**WHAT TO PRODUCE**
Find all lines in the listing that include the word "United", then copy them.

++++ STORED RECORDS ++++

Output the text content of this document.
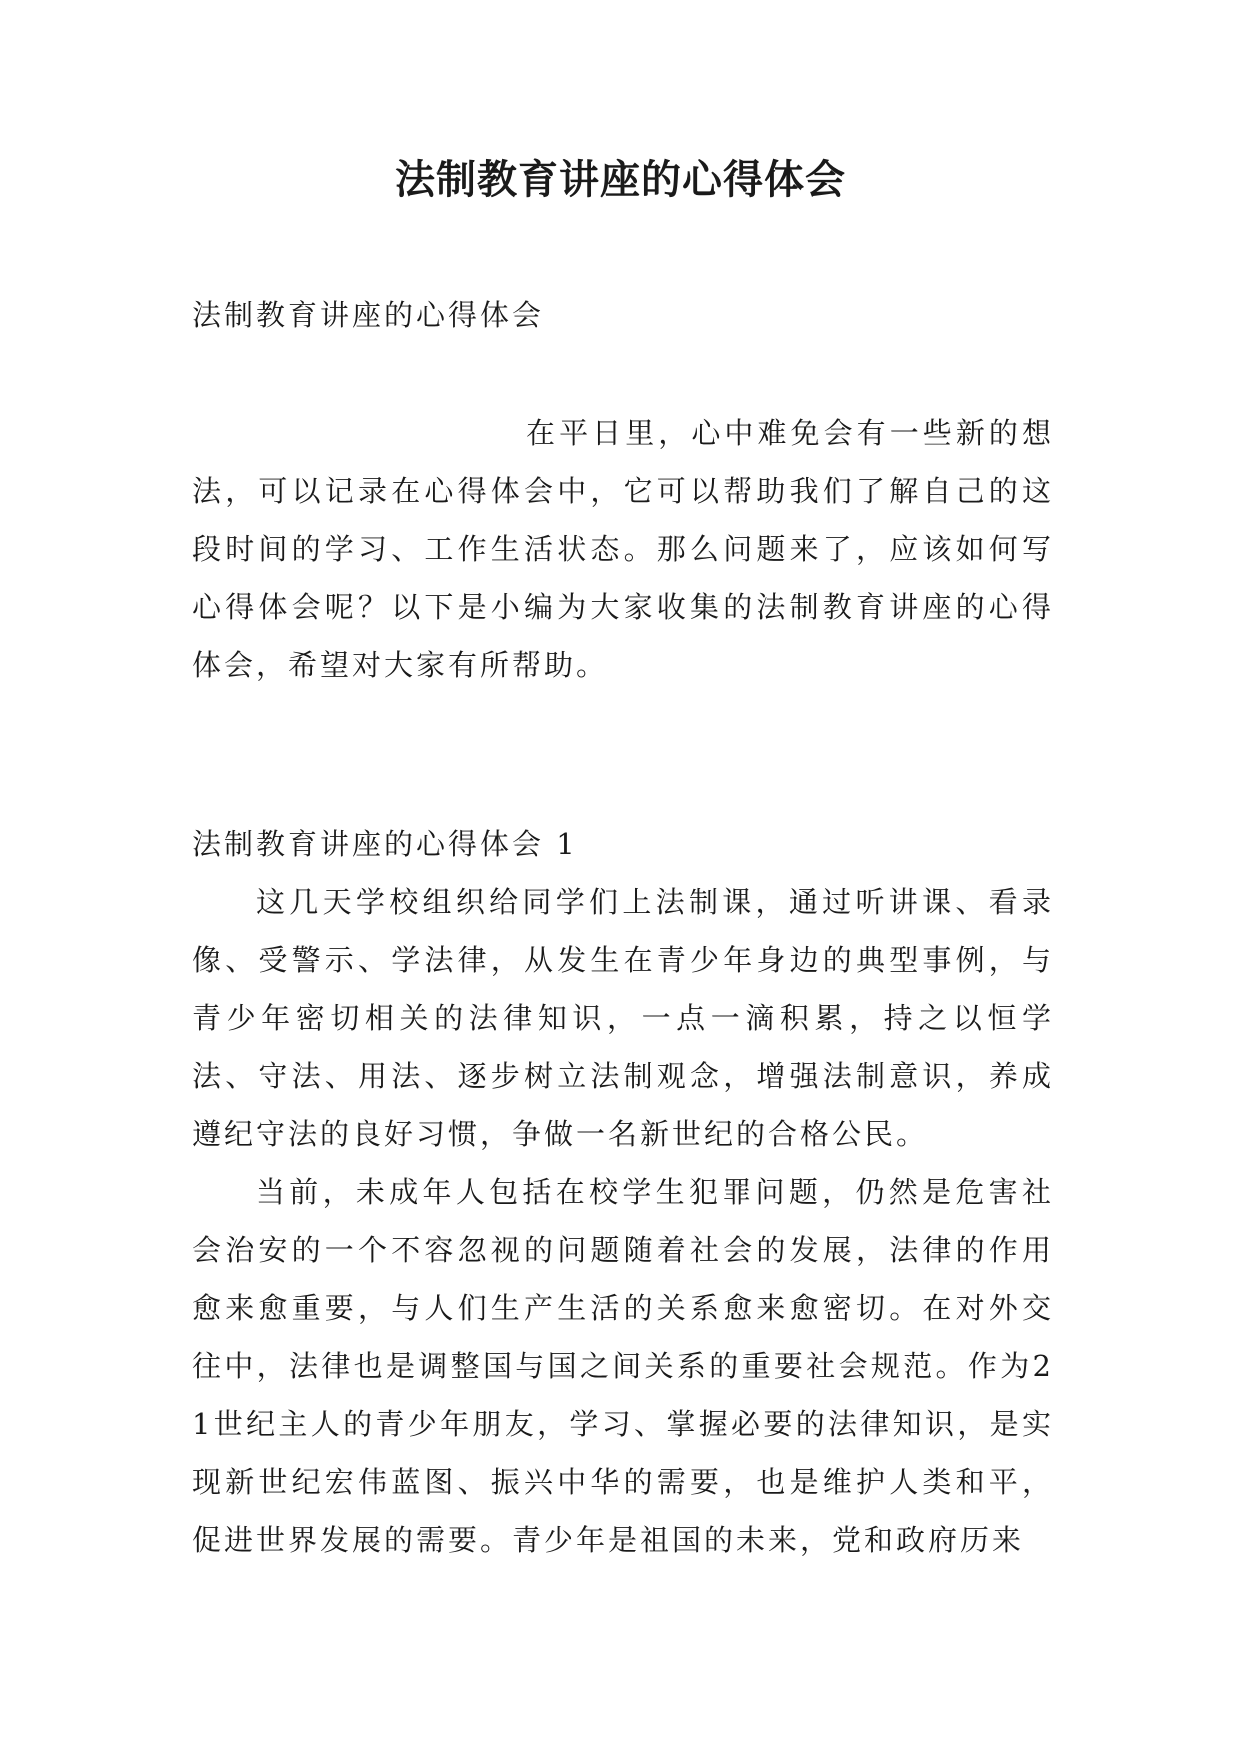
法制教育讲座的心得体会
法制教育讲座的心得体会
在平日里，心中难免会有一些新的想法，可以记录在心得体会中，它可以帮助我们了解自己的这段时间的学习、工作生活状态。那么问题来了，应该如何写心得体会呢？以下是小编为大家收集的法制教育讲座的心得体会，希望对大家有所帮助。
法制教育讲座的心得体会 1
这几天学校组织给同学们上法制课，通过听讲课、看录像、受警示、学法律，从发生在青少年身边的典型事例，与青少年密切相关的法律知识，一点一滴积累，持之以恒学法、守法、用法、逐步树立法制观念，增强法制意识，养成遵纪守法的良好习惯，争做一名新世纪的合格公民。
当前，未成年人包括在校学生犯罪问题，仍然是危害社会治安的一个不容忽视的问题随着社会的发展，法律的作用愈来愈重要，与人们生产生活的关系愈来愈密切。在对外交往中，法律也是调整国与国之间关系的重要社会规范。作为21世纪主人的青少年朋友，学习、掌握必要的法律知识，是实现新世纪宏伟蓝图、振兴中华的需要，也是维护人类和平，促进世界发展的需要。青少年是祖国的未来，党和政府历来
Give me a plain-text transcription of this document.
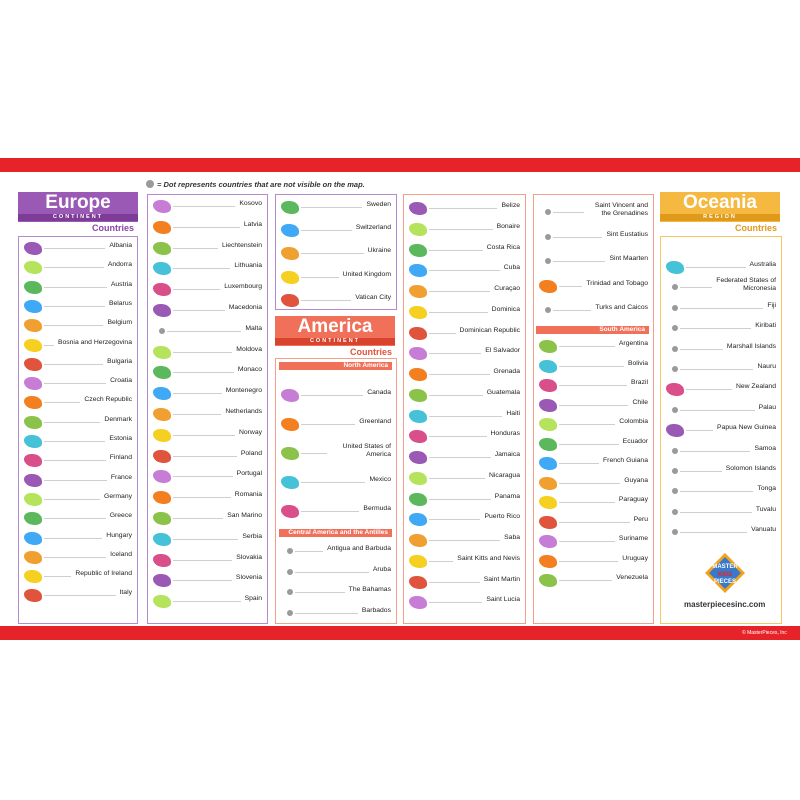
= Dot represents countries that are not visible on the map.
Europe
CONTINENT
Countries
America
CONTINENT
Countries
Oceania
REGION
Countries
North America
Central America and the Antilles
South America
Albania
Andorra
Austria
Belarus
Belgium
Bosnia and Herzegovina
Bulgaria
Croatia
Czech Republic
Denmark
Estonia
Finland
France
Germany
Greece
Hungary
Iceland
Republic of Ireland
Italy
Kosovo
Latvia
Liechtenstein
Lithuania
Luxembourg
Macedonia
Malta
Moldova
Monaco
Montenegro
Netherlands
Norway
Poland
Portugal
Romania
San Marino
Serbia
Slovakia
Slovenia
Spain
Sweden
Switzerland
Ukraine
United Kingdom
Vatican City
Canada
Greenland
United States of America
Mexico
Bermuda
Antigua and Barbuda
Aruba
The Bahamas
Barbados
Belize
Bonaire
Costa Rica
Cuba
Curaçao
Dominica
Dominican Republic
El Salvador
Grenada
Guatemala
Haiti
Honduras
Jamaica
Nicaragua
Panama
Puerto Rico
Saba
Saint Kitts and Nevis
Saint Martin
Saint Lucia
Saint Vincent and the Grenadines
Sint Eustatius
Sint Maarten
Trinidad and Tobago
Turks and Caicos
Argentina
Bolivia
Brazil
Chile
Colombia
Ecuador
French Guiana
Guyana
Paraguay
Peru
Suriname
Uruguay
Venezuela
Australia
Federated States of Micronesia
Fiji
Kiribati
Marshall Islands
Nauru
New Zealand
Palau
Papua New Guinea
Samoa
Solomon Islands
Tonga
Tuvalu
Vanuatu
MASTER
KIDS
PIECES
masterpiecesinc.com
© MasterPieces, Inc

++++

**SOLUTION**
United Kingdom
United States of America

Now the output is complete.